▶ What to do: Copy out every line of the material below word for word, keeping each line as it is.

▶ Source material:
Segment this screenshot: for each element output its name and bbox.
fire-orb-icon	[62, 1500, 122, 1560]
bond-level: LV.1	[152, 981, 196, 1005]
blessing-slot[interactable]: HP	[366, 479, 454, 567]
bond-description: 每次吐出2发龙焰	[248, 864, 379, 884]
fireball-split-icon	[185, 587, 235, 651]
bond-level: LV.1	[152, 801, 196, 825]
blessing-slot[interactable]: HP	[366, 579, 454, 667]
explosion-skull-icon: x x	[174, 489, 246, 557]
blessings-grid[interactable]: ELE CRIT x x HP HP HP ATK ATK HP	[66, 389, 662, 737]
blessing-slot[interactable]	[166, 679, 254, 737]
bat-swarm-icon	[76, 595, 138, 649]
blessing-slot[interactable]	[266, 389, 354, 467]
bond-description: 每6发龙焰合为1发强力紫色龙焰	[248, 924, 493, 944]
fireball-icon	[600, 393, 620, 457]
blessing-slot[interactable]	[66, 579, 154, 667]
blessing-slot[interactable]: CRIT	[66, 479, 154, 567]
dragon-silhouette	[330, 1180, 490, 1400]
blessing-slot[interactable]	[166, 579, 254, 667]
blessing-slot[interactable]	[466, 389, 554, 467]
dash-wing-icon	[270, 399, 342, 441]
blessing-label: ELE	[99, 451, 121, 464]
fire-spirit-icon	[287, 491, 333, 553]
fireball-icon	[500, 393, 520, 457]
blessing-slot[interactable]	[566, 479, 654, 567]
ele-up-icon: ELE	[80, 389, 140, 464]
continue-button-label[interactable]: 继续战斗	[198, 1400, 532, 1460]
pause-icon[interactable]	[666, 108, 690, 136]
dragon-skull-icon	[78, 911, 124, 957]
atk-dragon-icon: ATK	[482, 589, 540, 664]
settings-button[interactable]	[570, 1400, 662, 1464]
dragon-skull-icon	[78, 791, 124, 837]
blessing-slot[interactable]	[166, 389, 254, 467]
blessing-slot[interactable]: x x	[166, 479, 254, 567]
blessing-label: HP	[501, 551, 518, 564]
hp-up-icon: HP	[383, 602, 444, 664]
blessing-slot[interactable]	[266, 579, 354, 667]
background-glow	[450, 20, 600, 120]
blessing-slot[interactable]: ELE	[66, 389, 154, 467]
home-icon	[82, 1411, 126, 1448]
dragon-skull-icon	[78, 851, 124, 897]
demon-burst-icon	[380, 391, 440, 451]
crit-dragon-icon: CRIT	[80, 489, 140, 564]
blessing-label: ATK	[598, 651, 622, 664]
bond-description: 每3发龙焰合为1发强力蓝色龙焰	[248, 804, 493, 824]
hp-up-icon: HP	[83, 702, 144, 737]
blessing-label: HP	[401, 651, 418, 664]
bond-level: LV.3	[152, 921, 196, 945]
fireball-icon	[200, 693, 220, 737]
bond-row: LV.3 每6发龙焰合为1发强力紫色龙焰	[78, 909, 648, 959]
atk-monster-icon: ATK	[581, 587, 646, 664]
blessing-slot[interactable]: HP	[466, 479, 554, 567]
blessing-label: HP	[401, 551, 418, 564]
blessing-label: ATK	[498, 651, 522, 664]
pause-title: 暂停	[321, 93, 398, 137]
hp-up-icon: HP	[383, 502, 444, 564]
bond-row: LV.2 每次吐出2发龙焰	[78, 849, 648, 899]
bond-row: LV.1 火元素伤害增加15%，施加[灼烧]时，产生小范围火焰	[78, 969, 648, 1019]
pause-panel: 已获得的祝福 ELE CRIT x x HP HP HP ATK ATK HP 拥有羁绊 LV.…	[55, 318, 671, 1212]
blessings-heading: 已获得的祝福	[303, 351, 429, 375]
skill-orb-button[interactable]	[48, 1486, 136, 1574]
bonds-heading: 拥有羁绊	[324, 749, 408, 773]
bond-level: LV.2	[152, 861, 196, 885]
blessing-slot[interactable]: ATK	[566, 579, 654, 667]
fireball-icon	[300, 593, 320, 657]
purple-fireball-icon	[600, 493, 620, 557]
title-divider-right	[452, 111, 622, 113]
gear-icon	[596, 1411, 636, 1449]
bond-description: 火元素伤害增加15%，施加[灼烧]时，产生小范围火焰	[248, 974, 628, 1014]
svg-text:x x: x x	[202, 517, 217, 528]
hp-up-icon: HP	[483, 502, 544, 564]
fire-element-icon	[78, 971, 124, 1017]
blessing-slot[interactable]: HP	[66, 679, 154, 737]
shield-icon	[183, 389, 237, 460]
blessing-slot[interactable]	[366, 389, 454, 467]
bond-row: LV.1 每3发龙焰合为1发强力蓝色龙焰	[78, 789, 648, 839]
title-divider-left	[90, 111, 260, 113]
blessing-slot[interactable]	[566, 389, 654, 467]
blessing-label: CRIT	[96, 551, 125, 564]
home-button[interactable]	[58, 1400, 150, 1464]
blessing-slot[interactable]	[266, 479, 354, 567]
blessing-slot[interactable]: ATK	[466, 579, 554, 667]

▶ Exercise answer:
Segment this screenshot: for each element output its name and bbox.
fire-orb-icon	[62, 1500, 122, 1560]
bond-level: LV.1	[152, 981, 196, 1005]
blessing-slot[interactable]: HP	[366, 479, 454, 567]
bond-description: 每次吐出2发龙焰	[248, 864, 379, 884]
fireball-split-icon	[185, 587, 235, 651]
bond-level: LV.1	[152, 801, 196, 825]
blessing-slot[interactable]: HP	[366, 579, 454, 667]
explosion-skull-icon: x x	[174, 489, 246, 557]
blessings-grid[interactable]: ELE CRIT x x HP HP HP ATK ATK HP	[66, 389, 662, 737]
blessing-slot[interactable]	[166, 679, 254, 737]
bat-swarm-icon	[76, 595, 138, 649]
blessing-slot[interactable]	[266, 389, 354, 467]
bond-description: 每6发龙焰合为1发强力紫色龙焰	[248, 924, 493, 944]
fireball-icon	[600, 393, 620, 457]
blessing-slot[interactable]	[66, 579, 154, 667]
blessing-slot[interactable]: CRIT	[66, 479, 154, 567]
dragon-silhouette	[330, 1180, 490, 1400]
blessing-slot[interactable]	[166, 579, 254, 667]
blessing-slot[interactable]	[466, 389, 554, 467]
dash-wing-icon	[270, 399, 342, 441]
blessing-label: ELE	[99, 451, 121, 464]
fire-spirit-icon	[287, 491, 333, 553]
fireball-icon	[500, 393, 520, 457]
blessing-slot[interactable]	[566, 479, 654, 567]
ele-up-icon: ELE	[80, 389, 140, 464]
continue-button-label[interactable]: 继续战斗	[198, 1400, 532, 1460]
pause-icon[interactable]	[666, 108, 690, 136]
dragon-skull-icon	[78, 911, 124, 957]
atk-dragon-icon: ATK	[482, 589, 540, 664]
settings-button[interactable]	[570, 1400, 662, 1464]
dragon-skull-icon	[78, 791, 124, 837]
blessing-slot[interactable]	[166, 389, 254, 467]
blessing-slot[interactable]: x x	[166, 479, 254, 567]
blessing-label: HP	[501, 551, 518, 564]
hp-up-icon: HP	[383, 602, 444, 664]
blessing-slot[interactable]	[266, 579, 354, 667]
background-glow	[450, 20, 600, 120]
blessing-slot[interactable]: ELE	[66, 389, 154, 467]
home-icon	[82, 1411, 126, 1448]
dragon-skull-icon	[78, 851, 124, 897]
demon-burst-icon	[380, 391, 440, 451]
crit-dragon-icon: CRIT	[80, 489, 140, 564]
blessing-label: ATK	[598, 651, 622, 664]
bond-description: 每3发龙焰合为1发强力蓝色龙焰	[248, 804, 493, 824]
hp-up-icon: HP	[83, 702, 144, 737]
blessing-label: HP	[401, 651, 418, 664]
bond-level: LV.3	[152, 921, 196, 945]
fireball-icon	[200, 693, 220, 737]
bond-row: LV.3 每6发龙焰合为1发强力紫色龙焰	[78, 909, 648, 959]
atk-monster-icon: ATK	[581, 587, 646, 664]
blessing-slot[interactable]: HP	[466, 479, 554, 567]
blessing-label: HP	[401, 551, 418, 564]
blessing-label: ATK	[498, 651, 522, 664]
pause-title: 暂停	[321, 93, 398, 137]
hp-up-icon: HP	[383, 502, 444, 564]
bond-row: LV.2 每次吐出2发龙焰	[78, 849, 648, 899]
bond-row: LV.1 火元素伤害增加15%，施加[灼烧]时，产生小范围火焰	[78, 969, 648, 1019]
pause-panel: 已获得的祝福 ELE CRIT x x HP HP HP ATK ATK HP 拥有羁绊 LV.…	[55, 318, 671, 1212]
blessings-heading: 已获得的祝福	[303, 351, 429, 375]
skill-orb-button[interactable]	[48, 1486, 136, 1574]
bonds-heading: 拥有羁绊	[324, 749, 408, 773]
bond-level: LV.2	[152, 861, 196, 885]
blessing-slot[interactable]: ATK	[566, 579, 654, 667]
fireball-icon	[300, 593, 320, 657]
purple-fireball-icon	[600, 493, 620, 557]
title-divider-right	[452, 111, 622, 113]
gear-icon	[596, 1411, 636, 1449]
bond-description: 火元素伤害增加15%，施加[灼烧]时，产生小范围火焰	[248, 974, 628, 1014]
svg-text:x x: x x	[202, 517, 217, 528]
hp-up-icon: HP	[483, 502, 544, 564]
fire-element-icon	[78, 971, 124, 1017]
blessing-slot[interactable]: HP	[66, 679, 154, 737]
shield-icon	[183, 389, 237, 460]
blessing-slot[interactable]	[366, 389, 454, 467]
bond-row: LV.1 每3发龙焰合为1发强力蓝色龙焰	[78, 789, 648, 839]
title-divider-left	[90, 111, 260, 113]
blessing-slot[interactable]	[566, 389, 654, 467]
blessing-label: CRIT	[96, 551, 125, 564]
home-button[interactable]	[58, 1400, 150, 1464]
blessing-slot[interactable]	[266, 479, 354, 567]
blessing-slot[interactable]: ATK	[466, 579, 554, 667]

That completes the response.